JOBS —
**A.** For each of the following statements, say yes or no to whether it agrees with the boxing column, and quote the column's deciding words. (i) Tyson became the youngest ever world champion by defeating Trevor Berbick in Las Vegas. (ii) Tyson was beaten by Lennox Lewis in Louisville. (iii) According to Haye, Harrison was always going to go down in the fifth round.
**B.** Reproduce the entries from their first line up to and including the line containing "77, 30, 93]", and nothing more.

SELECTED EXCERPT —
= = = =

He might just concede that the joke went too far. Instead, he prefers to stir up the righteous indignation with his dismissal of the already unlikely possibility that the British Board of Control would perform a basic duty and hold back a million-plus purse from his non-combatant opponent, Audley Harrison.
Harrison, says Haye, was always going to go down in the third round. He was simply there to take his beating and how he presented himself for the slaughter was pretty much irrelevant.
This might be all right if we didn't have anything by which to measure the joke of grand larceny always implicit in Haye's so far counterfeit reign as heavyweight champion. This week, however, even the most forgetful of us did.
It accompanied Mike Tyson when he came back into our lives in a TV documentary which featured his reading of Oscar Wilde's poignant lament from Reading Gaol.
In many ways Iron Mike was the most appalling representative of what used to be the most prestigious prize in all of sport. You might say that if there is anything to celebrate about his life as he heads into his forties it is chiefly his somewhat miraculous physical survival.
He conveyed the odds against such a development vividly enough when, a few days after he had become the youngest ever world champion with his destruction of Trevor Berbick in Las Vegas 24 years ago, he allowed you to accompany him back to his roots in Brownsville, Brooklyn.
He told a hall full of high-school students of the odds he had beaten to gain the title, how most of his contemporaries were either in prison or dead from drug abuse, and later, when he had returned to Manhattan in his stretch limo with the darkened windows, a young policewoman showed you how it was in the building where Tyson had spent his early boyhood: rats and trash and syringes and human excrement on the stairs and in the apartments, and hopelessness that you could taste.
The Tyson TV show reminded you of all those bizarre days in his company. When he crashed in Tokyo, carousing with death-wish ferocity before being thrashed by the underdog James Buster Douglas; taking flowers to Sonny Liston's grave close to the airport runway in Las Vegas; emerging in the half-light of dawn from the prison outside Indianapolis where he did his time for rape and then serving breakfast to Muhammad Ali in the mosque across the frost-covered fields; the rage when he knew he couldn't beat Evander Holyfield and so why not bite off his ear? And then, near the end, taking you to the hotel room in Louisville where he had installed his beloved racing pigeons and cackling when they defecated on the five-star bed covers.
It is a lurid story, all right, and at least half of it was lived by only a shell of a fighter, who made many of his squandered millions largely on his old bad mystique.
There was one thing, however, that Tyson never did. He never conned the public. He understood fighting, indeed he was a great student of it, and when the time came he knew that there was a price to pay for the dissipation. He took his licks, most painfully when he was beaten by Lennox Lewis in Memphis in 2002. He always knew he had some obligation to put on a show – and make a fight.

= = = =

Entries from a data source:
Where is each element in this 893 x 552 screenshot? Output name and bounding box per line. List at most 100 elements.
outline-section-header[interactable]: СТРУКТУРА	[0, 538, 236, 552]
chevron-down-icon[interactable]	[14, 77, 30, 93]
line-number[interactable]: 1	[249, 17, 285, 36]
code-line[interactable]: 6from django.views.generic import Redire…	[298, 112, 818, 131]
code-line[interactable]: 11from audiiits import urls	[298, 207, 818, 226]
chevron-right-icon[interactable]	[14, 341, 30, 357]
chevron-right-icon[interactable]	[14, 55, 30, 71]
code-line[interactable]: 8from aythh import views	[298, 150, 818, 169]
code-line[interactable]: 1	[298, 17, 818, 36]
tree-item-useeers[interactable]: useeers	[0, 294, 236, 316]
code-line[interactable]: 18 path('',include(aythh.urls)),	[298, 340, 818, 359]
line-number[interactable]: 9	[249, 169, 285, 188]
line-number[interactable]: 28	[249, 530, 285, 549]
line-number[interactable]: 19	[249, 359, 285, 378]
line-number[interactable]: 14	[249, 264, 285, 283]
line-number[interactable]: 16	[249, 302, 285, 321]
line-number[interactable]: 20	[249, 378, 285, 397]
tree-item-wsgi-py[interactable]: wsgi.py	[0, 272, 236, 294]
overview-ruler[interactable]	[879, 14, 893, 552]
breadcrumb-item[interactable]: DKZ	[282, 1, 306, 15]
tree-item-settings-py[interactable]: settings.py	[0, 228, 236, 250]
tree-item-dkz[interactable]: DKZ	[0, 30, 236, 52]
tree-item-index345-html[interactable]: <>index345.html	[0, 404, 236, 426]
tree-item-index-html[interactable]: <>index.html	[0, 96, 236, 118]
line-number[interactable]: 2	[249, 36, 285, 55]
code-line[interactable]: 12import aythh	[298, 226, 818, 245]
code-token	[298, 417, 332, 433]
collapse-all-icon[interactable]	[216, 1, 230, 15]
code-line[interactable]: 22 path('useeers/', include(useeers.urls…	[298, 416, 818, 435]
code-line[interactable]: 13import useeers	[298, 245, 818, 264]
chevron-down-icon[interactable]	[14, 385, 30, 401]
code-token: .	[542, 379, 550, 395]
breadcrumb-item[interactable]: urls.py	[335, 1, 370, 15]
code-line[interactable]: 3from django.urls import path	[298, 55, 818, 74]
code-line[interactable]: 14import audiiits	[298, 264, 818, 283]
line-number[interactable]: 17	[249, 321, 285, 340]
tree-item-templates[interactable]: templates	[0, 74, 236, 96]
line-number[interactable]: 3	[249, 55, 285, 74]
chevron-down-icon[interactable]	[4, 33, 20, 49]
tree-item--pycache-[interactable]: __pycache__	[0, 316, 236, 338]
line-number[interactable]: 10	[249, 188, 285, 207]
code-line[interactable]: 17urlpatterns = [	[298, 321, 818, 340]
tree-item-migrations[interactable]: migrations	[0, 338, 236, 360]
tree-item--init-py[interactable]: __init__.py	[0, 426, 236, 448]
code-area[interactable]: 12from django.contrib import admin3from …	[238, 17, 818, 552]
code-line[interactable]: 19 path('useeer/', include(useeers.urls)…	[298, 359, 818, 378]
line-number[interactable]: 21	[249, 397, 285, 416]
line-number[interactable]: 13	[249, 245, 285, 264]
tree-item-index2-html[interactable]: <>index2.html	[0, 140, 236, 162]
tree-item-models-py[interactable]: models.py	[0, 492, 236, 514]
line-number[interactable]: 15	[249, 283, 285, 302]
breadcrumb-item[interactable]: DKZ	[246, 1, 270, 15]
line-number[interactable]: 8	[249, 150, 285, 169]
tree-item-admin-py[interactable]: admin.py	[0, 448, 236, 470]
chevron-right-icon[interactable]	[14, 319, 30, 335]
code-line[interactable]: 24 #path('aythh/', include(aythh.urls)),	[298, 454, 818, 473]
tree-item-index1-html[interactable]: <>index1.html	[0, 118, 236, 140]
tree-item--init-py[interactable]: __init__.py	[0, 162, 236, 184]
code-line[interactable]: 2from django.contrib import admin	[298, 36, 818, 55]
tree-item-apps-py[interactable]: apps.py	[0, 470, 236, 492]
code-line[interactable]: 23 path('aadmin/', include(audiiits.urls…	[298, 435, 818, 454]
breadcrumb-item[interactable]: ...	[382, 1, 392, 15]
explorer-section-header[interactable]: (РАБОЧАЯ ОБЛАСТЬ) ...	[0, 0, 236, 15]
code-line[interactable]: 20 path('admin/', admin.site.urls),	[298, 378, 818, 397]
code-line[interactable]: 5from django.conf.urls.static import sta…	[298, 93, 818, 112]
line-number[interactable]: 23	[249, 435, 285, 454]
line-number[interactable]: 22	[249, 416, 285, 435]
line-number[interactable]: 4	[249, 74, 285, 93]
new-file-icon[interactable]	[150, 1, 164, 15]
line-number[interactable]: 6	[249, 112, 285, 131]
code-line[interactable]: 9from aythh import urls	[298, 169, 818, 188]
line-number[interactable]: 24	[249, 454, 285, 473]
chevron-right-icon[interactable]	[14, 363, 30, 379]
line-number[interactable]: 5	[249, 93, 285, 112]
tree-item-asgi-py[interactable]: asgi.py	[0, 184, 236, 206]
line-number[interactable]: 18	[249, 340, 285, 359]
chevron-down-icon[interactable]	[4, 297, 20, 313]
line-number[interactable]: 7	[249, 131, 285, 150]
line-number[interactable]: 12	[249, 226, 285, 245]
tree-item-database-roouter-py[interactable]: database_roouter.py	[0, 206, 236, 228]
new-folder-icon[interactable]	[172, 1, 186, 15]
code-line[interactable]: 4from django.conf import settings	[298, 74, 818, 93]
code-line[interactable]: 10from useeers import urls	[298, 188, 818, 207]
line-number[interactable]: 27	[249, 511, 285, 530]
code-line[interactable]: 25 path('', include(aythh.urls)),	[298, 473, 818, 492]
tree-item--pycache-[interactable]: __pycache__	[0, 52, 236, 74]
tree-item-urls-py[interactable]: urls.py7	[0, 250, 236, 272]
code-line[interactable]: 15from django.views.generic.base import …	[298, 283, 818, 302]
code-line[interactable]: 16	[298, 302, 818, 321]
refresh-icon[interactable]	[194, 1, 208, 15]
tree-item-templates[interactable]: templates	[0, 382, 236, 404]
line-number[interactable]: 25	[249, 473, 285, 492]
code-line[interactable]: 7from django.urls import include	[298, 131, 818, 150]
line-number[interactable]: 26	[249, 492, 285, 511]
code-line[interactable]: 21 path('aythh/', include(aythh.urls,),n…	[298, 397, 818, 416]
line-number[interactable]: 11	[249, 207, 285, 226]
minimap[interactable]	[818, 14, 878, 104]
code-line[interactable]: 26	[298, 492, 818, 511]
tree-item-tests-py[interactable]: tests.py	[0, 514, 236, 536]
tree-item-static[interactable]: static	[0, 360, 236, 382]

= = = =

RESPONSES BY TASK —
**A.**
(i) Yes: "he had become the youngest ever world champion with his destruction of Trevor Berbick in Las Vegas 24 years ago"
(ii) No: "he was beaten by Lennox Lewis in Memphis in 2002"
(iii) No: "Harrison, says Haye, was always going to go down in the third round"

**B.**
Where is each element in this 893 x 552 screenshot? Output name and bounding box per line. List at most 100 elements.
outline-section-header[interactable]: СТРУКТУРА	[0, 538, 236, 552]
chevron-down-icon[interactable]	[14, 77, 30, 93]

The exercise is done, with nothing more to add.